EXERCISE PROMPT.
Copy the records below exactly as they are written.

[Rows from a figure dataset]
##########

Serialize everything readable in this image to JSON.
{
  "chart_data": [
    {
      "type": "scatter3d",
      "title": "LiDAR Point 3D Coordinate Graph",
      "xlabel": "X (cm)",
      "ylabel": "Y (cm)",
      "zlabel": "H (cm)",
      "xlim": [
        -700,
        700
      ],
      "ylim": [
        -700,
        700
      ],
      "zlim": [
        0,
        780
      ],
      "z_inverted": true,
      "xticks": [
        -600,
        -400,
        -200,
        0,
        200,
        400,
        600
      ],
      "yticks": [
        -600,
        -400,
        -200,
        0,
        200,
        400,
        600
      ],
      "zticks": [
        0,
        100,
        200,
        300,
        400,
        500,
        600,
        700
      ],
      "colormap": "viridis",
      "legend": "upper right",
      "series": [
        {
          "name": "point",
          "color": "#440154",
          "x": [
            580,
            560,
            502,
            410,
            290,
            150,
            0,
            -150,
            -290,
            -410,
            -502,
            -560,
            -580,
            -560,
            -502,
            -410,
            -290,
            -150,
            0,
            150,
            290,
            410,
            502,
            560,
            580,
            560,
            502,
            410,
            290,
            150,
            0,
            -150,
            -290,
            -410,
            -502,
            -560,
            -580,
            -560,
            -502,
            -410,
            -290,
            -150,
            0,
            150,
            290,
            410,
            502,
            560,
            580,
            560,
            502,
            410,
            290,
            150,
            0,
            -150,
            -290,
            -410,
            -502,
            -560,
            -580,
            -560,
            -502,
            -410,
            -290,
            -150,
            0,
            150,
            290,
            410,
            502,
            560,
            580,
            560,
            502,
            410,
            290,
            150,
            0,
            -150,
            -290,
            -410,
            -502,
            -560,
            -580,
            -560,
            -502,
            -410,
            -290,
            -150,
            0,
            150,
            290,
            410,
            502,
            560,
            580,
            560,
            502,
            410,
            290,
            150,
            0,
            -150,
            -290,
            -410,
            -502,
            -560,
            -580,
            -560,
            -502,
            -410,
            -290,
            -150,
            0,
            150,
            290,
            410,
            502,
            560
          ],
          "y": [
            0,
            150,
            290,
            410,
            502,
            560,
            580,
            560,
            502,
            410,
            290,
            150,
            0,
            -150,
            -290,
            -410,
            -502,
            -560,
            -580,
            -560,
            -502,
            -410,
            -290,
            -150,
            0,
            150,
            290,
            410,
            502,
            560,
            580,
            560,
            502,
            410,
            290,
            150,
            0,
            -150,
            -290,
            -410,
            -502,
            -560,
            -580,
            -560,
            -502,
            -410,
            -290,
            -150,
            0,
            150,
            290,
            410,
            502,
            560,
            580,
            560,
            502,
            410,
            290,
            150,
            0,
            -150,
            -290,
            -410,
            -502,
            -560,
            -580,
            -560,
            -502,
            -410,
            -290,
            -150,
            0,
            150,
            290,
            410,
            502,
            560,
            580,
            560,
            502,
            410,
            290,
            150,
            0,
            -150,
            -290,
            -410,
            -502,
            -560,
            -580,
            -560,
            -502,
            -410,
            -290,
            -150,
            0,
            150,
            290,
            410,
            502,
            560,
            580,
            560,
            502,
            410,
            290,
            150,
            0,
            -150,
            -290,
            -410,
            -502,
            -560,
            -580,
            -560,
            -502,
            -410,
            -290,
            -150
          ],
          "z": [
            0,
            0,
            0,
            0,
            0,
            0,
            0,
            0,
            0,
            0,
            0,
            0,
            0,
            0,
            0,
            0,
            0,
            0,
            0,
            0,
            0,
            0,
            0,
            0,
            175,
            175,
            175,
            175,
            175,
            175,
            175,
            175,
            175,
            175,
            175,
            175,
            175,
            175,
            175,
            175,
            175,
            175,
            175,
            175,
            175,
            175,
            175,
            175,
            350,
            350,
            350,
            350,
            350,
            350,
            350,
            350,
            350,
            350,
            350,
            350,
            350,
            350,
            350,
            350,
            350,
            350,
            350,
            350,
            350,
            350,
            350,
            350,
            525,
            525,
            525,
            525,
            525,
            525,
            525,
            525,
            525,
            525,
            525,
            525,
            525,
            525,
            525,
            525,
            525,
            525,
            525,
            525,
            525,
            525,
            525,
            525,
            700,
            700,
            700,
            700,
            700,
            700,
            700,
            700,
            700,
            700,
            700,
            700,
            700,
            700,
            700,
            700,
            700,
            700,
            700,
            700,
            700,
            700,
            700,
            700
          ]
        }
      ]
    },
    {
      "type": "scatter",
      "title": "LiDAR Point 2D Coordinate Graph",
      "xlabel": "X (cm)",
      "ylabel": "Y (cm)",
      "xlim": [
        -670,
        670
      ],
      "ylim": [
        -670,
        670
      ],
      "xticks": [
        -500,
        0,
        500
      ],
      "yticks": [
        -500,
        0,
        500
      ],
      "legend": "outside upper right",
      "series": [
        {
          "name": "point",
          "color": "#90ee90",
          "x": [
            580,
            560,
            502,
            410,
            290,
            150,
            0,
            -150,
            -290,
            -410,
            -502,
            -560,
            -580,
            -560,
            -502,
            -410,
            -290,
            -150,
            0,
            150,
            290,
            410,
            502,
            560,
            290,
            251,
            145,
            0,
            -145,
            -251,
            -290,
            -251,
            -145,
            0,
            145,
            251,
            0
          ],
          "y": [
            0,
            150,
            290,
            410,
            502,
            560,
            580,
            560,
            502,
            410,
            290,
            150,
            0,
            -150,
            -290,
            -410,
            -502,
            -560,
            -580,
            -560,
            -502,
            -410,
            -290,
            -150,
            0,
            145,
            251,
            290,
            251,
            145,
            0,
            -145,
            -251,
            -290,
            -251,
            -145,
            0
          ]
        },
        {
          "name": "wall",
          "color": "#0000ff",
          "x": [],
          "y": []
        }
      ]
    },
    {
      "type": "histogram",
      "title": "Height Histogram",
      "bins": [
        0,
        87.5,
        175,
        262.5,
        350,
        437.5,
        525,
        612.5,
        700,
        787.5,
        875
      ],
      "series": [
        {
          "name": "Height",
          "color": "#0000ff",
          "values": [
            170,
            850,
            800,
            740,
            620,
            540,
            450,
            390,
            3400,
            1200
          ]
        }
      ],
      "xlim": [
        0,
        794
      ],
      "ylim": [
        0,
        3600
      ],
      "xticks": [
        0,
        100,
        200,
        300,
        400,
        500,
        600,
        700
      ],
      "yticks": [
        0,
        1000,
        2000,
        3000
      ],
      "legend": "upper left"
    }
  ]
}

##########

RESPONSE.
Serialize everything readable in this image to JSON.
{
  "chart_data": [
    {
      "type": "scatter3d",
      "title": "LiDAR Point 3D Coordinate Graph",
      "xlabel": "X (cm)",
      "ylabel": "Y (cm)",
      "zlabel": "H (cm)",
      "xlim": [
        -700,
        700
      ],
      "ylim": [
        -700,
        700
      ],
      "zlim": [
        0,
        780
      ],
      "z_inverted": true,
      "xticks": [
        -600,
        -400,
        -200,
        0,
        200,
        400,
        600
      ],
      "yticks": [
        -600,
        -400,
        -200,
        0,
        200,
        400,
        600
      ],
      "zticks": [
        0,
        100,
        200,
        300,
        400,
        500,
        600,
        700
      ],
      "colormap": "viridis",
      "legend": "upper right",
      "series": [
        {
          "name": "point",
          "color": "#440154",
          "x": [
            580,
            560,
            502,
            410,
            290,
            150,
            0,
            -150,
            -290,
            -410,
            -502,
            -560,
            -580,
            -560,
            -502,
            -410,
            -290,
            -150,
            0,
            150,
            290,
            410,
            502,
            560,
            580,
            560,
            502,
            410,
            290,
            150,
            0,
            -150,
            -290,
            -410,
            -502,
            -560,
            -580,
            -560,
            -502,
            -410,
            -290,
            -150,
            0,
            150,
            290,
            410,
            502,
            560,
            580,
            560,
            502,
            410,
            290,
            150,
            0,
            -150,
            -290,
            -410,
            -502,
            -560,
            -580,
            -560,
            -502,
            -410,
            -290,
            -150,
            0,
            150,
            290,
            410,
            502,
            560,
            580,
            560,
            502,
            410,
            290,
            150,
            0,
            -150,
            -290,
            -410,
            -502,
            -560,
            -580,
            -560,
            -502,
            -410,
            -290,
            -150,
            0,
            150,
            290,
            410,
            502,
            560,
            580,
            560,
            502,
            410,
            290,
            150,
            0,
            -150,
            -290,
            -410,
            -502,
            -560,
            -580,
            -560,
            -502,
            -410,
            -290,
            -150,
            0,
            150,
            290,
            410,
            502,
            560
          ],
          "y": [
            0,
            150,
            290,
            410,
            502,
            560,
            580,
            560,
            502,
            410,
            290,
            150,
            0,
            -150,
            -290,
            -410,
            -502,
            -560,
            -580,
            -560,
            -502,
            -410,
            -290,
            -150,
            0,
            150,
            290,
            410,
            502,
            560,
            580,
            560,
            502,
            410,
            290,
            150,
            0,
            -150,
            -290,
            -410,
            -502,
            -560,
            -580,
            -560,
            -502,
            -410,
            -290,
            -150,
            0,
            150,
            290,
            410,
            502,
            560,
            580,
            560,
            502,
            410,
            290,
            150,
            0,
            -150,
            -290,
            -410,
            -502,
            -560,
            -580,
            -560,
            -502,
            -410,
            -290,
            -150,
            0,
            150,
            290,
            410,
            502,
            560,
            580,
            560,
            502,
            410,
            290,
            150,
            0,
            -150,
            -290,
            -410,
            -502,
            -560,
            -580,
            -560,
            -502,
            -410,
            -290,
            -150,
            0,
            150,
            290,
            410,
            502,
            560,
            580,
            560,
            502,
            410,
            290,
            150,
            0,
            -150,
            -290,
            -410,
            -502,
            -560,
            -580,
            -560,
            -502,
            -410,
            -290,
            -150
          ],
          "z": [
            0,
            0,
            0,
            0,
            0,
            0,
            0,
            0,
            0,
            0,
            0,
            0,
            0,
            0,
            0,
            0,
            0,
            0,
            0,
            0,
            0,
            0,
            0,
            0,
            175,
            175,
            175,
            175,
            175,
            175,
            175,
            175,
            175,
            175,
            175,
            175,
            175,
            175,
            175,
            175,
            175,
            175,
            175,
            175,
            175,
            175,
            175,
            175,
            350,
            350,
            350,
            350,
            350,
            350,
            350,
            350,
            350,
            350,
            350,
            350,
            350,
            350,
            350,
            350,
            350,
            350,
            350,
            350,
            350,
            350,
            350,
            350,
            525,
            525,
            525,
            525,
            525,
            525,
            525,
            525,
            525,
            525,
            525,
            525,
            525,
            525,
            525,
            525,
            525,
            525,
            525,
            525,
            525,
            525,
            525,
            525,
            700,
            700,
            700,
            700,
            700,
            700,
            700,
            700,
            700,
            700,
            700,
            700,
            700,
            700,
            700,
            700,
            700,
            700,
            700,
            700,
            700,
            700,
            700,
            700
          ]
        }
      ]
    },
    {
      "type": "scatter",
      "title": "LiDAR Point 2D Coordinate Graph",
      "xlabel": "X (cm)",
      "ylabel": "Y (cm)",
      "xlim": [
        -670,
        670
      ],
      "ylim": [
        -670,
        670
      ],
      "xticks": [
        -500,
        0,
        500
      ],
      "yticks": [
        -500,
        0,
        500
      ],
      "legend": "outside upper right",
      "series": [
        {
          "name": "point",
          "color": "#90ee90",
          "x": [
            580,
            560,
            502,
            410,
            290,
            150,
            0,
            -150,
            -290,
            -410,
            -502,
            -560,
            -580,
            -560,
            -502,
            -410,
            -290,
            -150,
            0,
            150,
            290,
            410,
            502,
            560,
            290,
            251,
            145,
            0,
            -145,
            -251,
            -290,
            -251,
            -145,
            0,
            145,
            251,
            0
          ],
          "y": [
            0,
            150,
            290,
            410,
            502,
            560,
            580,
            560,
            502,
            410,
            290,
            150,
            0,
            -150,
            -290,
            -410,
            -502,
            -560,
            -580,
            -560,
            -502,
            -410,
            -290,
            -150,
            0,
            145,
            251,
            290,
            251,
            145,
            0,
            -145,
            -251,
            -290,
            -251,
            -145,
            0
          ]
        },
        {
          "name": "wall",
          "color": "#0000ff",
          "x": [],
          "y": []
        }
      ]
    },
    {
      "type": "histogram",
      "title": "Height Histogram",
      "bins": [
        0,
        87.5,
        175,
        262.5,
        350,
        437.5,
        525,
        612.5,
        700,
        787.5,
        875
      ],
      "series": [
        {
          "name": "Height",
          "color": "#0000ff",
          "values": [
            170,
            850,
            800,
            740,
            620,
            540,
            450,
            390,
            3400,
            1200
          ]
        }
      ],
      "xlim": [
        0,
        794
      ],
      "ylim": [
        0,
        3600
      ],
      "xticks": [
        0,
        100,
        200,
        300,
        400,
        500,
        600,
        700
      ],
      "yticks": [
        0,
        1000,
        2000,
        3000
      ],
      "legend": "upper left"
    }
  ]
}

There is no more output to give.